## Input data

++++++++++

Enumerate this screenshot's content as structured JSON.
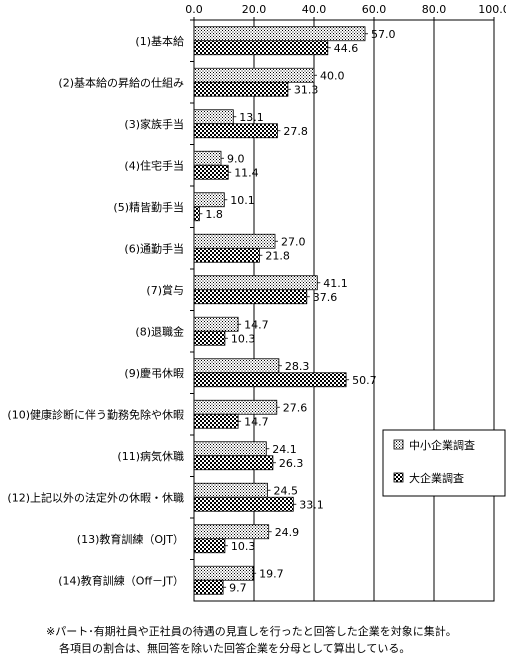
{
  "chart_data": {
    "type": "bar",
    "orientation": "horizontal",
    "categories": [
      "(1)基本給",
      "(2)基本給の昇給の仕組み",
      "(3)家族手当",
      "(4)住宅手当",
      "(5)精皆勤手当",
      "(6)通勤手当",
      "(7)賞与",
      "(8)退職金",
      "(9)慶弔休暇",
      "(10)健康診断に伴う勤務免除や休暇",
      "(11)病気休職",
      "(12)上記以外の法定外の休暇・休職",
      "(13)教育訓練（OJT）",
      "(14)教育訓練（Off－JT）"
    ],
    "series": [
      {
        "name": "中小企業調査",
        "values": [
          57.0,
          40.0,
          13.1,
          9.0,
          10.1,
          27.0,
          41.1,
          14.7,
          28.3,
          27.6,
          24.1,
          24.5,
          24.9,
          19.7
        ],
        "pattern": "dotted"
      },
      {
        "name": "大企業調査",
        "values": [
          44.6,
          31.3,
          27.8,
          11.4,
          1.8,
          21.8,
          37.6,
          10.3,
          50.7,
          14.7,
          26.3,
          33.1,
          10.3,
          9.7
        ],
        "pattern": "checkered"
      }
    ],
    "xlim": [
      0,
      100
    ],
    "xticks": [
      "0.0",
      "20.0",
      "40.0",
      "60.0",
      "80.0",
      "100.0"
    ],
    "legend_position": "right",
    "gridlines": true
  },
  "notes": [
    "※パート･有期社員や正社員の待遇の見直しを行ったと回答した企業を対象に集計。",
    "各項目の割合は、無回答を除いた回答企業を分母として算出している。"
  ]
}
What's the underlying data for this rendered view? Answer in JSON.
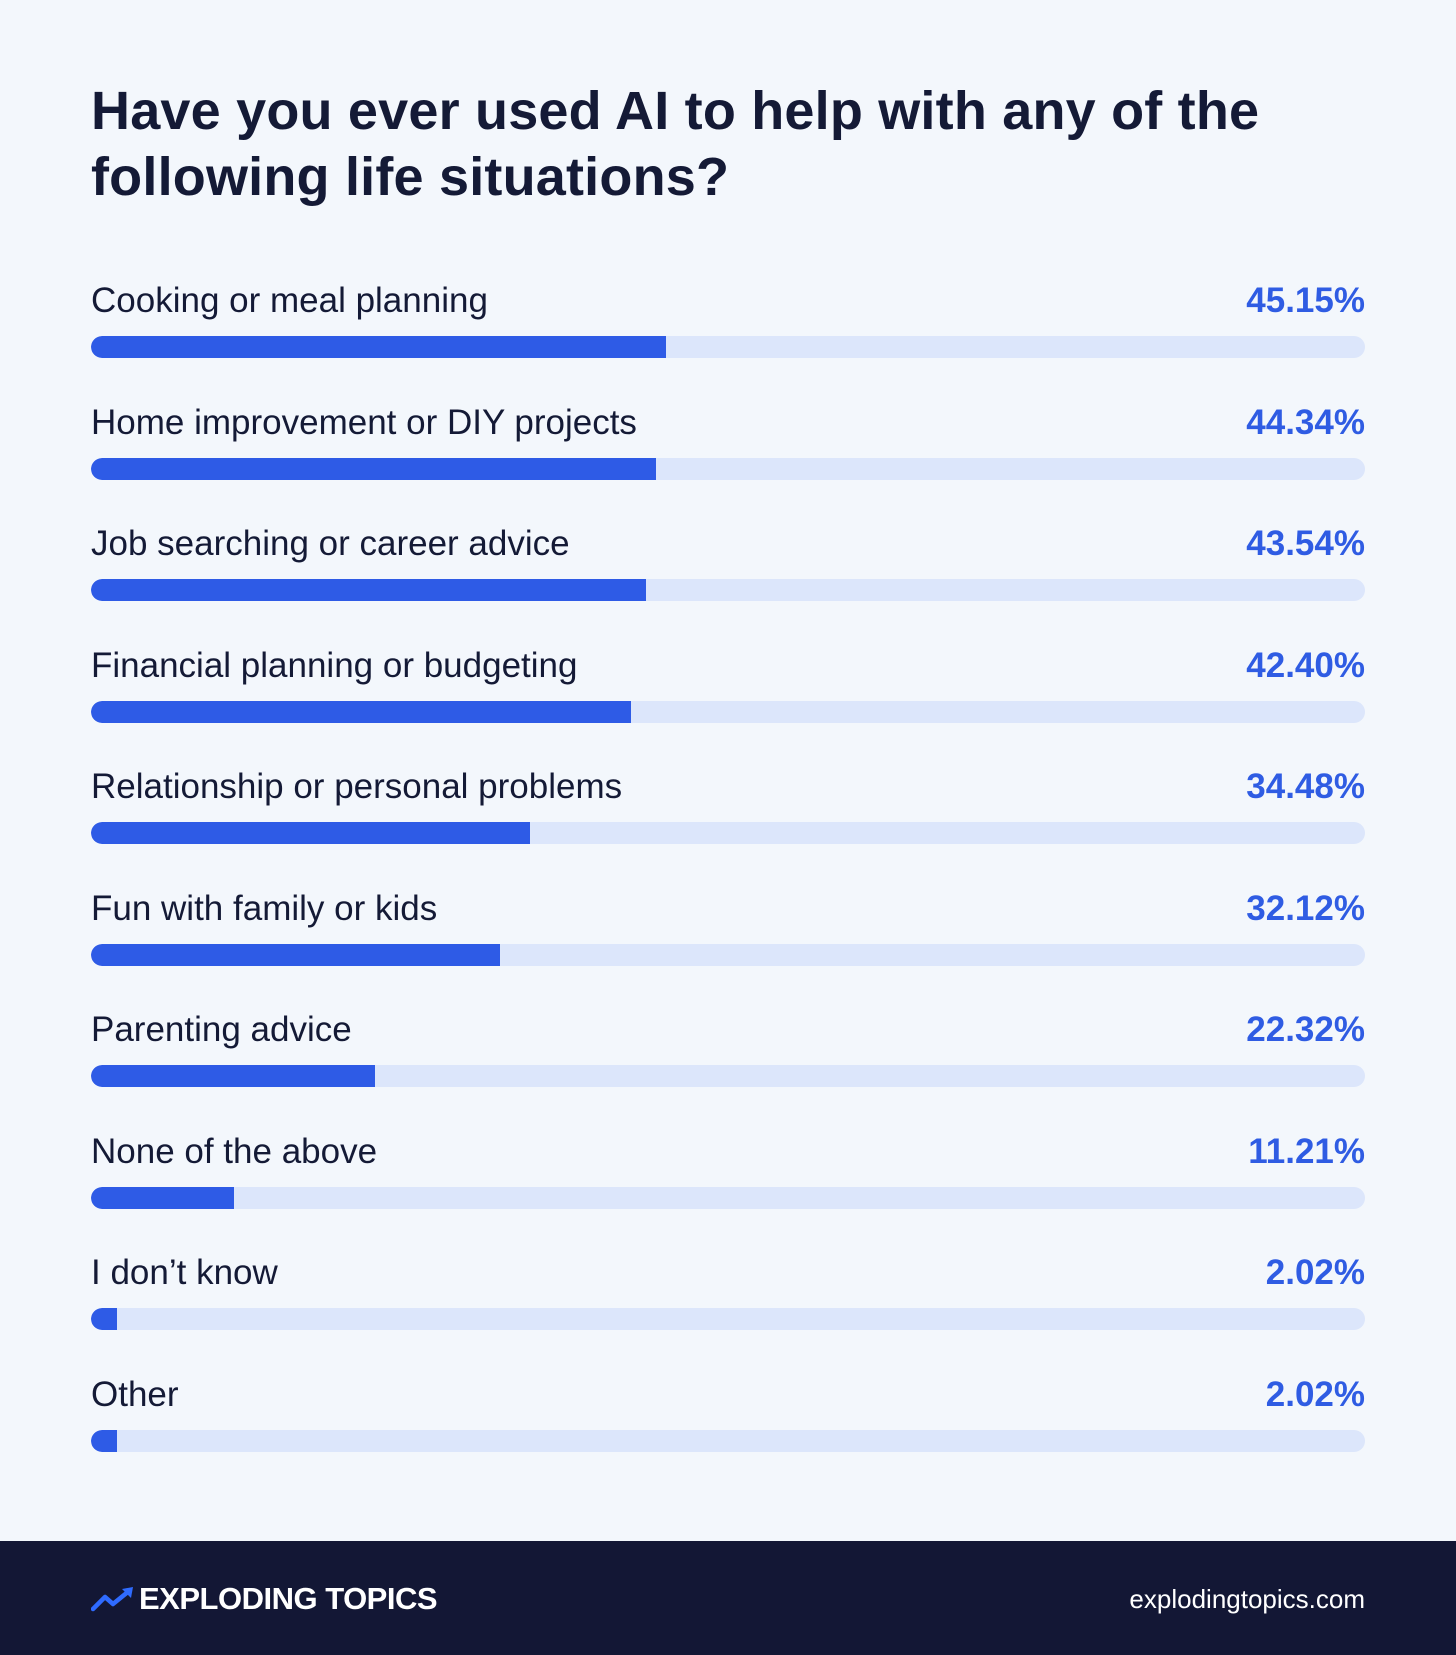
{
  "chart_data": {
    "type": "bar",
    "title": "Have you ever used AI to help with any of the following life situations?",
    "categories": [
      "Cooking or meal planning",
      "Home improvement or DIY projects",
      "Job searching or career advice",
      "Financial planning or budgeting",
      "Relationship or personal problems",
      "Fun with family or kids",
      "Parenting advice",
      "None of the above",
      "I don’t know",
      "Other"
    ],
    "values": [
      45.15,
      44.34,
      43.54,
      42.4,
      34.48,
      32.12,
      22.32,
      11.21,
      2.02,
      2.02
    ],
    "value_labels": [
      "45.15%",
      "44.34%",
      "43.54%",
      "42.40%",
      "34.48%",
      "32.12%",
      "22.32%",
      "11.21%",
      "2.02%",
      "2.02%"
    ],
    "xlim": [
      0,
      100
    ],
    "orientation": "horizontal",
    "grid": false,
    "colors": {
      "bar": "#2e5be6",
      "track": "#dce6fb",
      "value_text": "#2f5ce3",
      "label_text": "#141a36"
    }
  },
  "footer": {
    "brand": "EXPLODING TOPICS",
    "brand_icon": "trend-arrow-icon",
    "website": "explodingtopics.com",
    "background": "#131735"
  }
}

++++++++++

## Short exercise
Scan the records above for the string "planning", then select every line that holds it.

## Task answer
      "Cooking or meal planning",
      "Financial planning or budgeting",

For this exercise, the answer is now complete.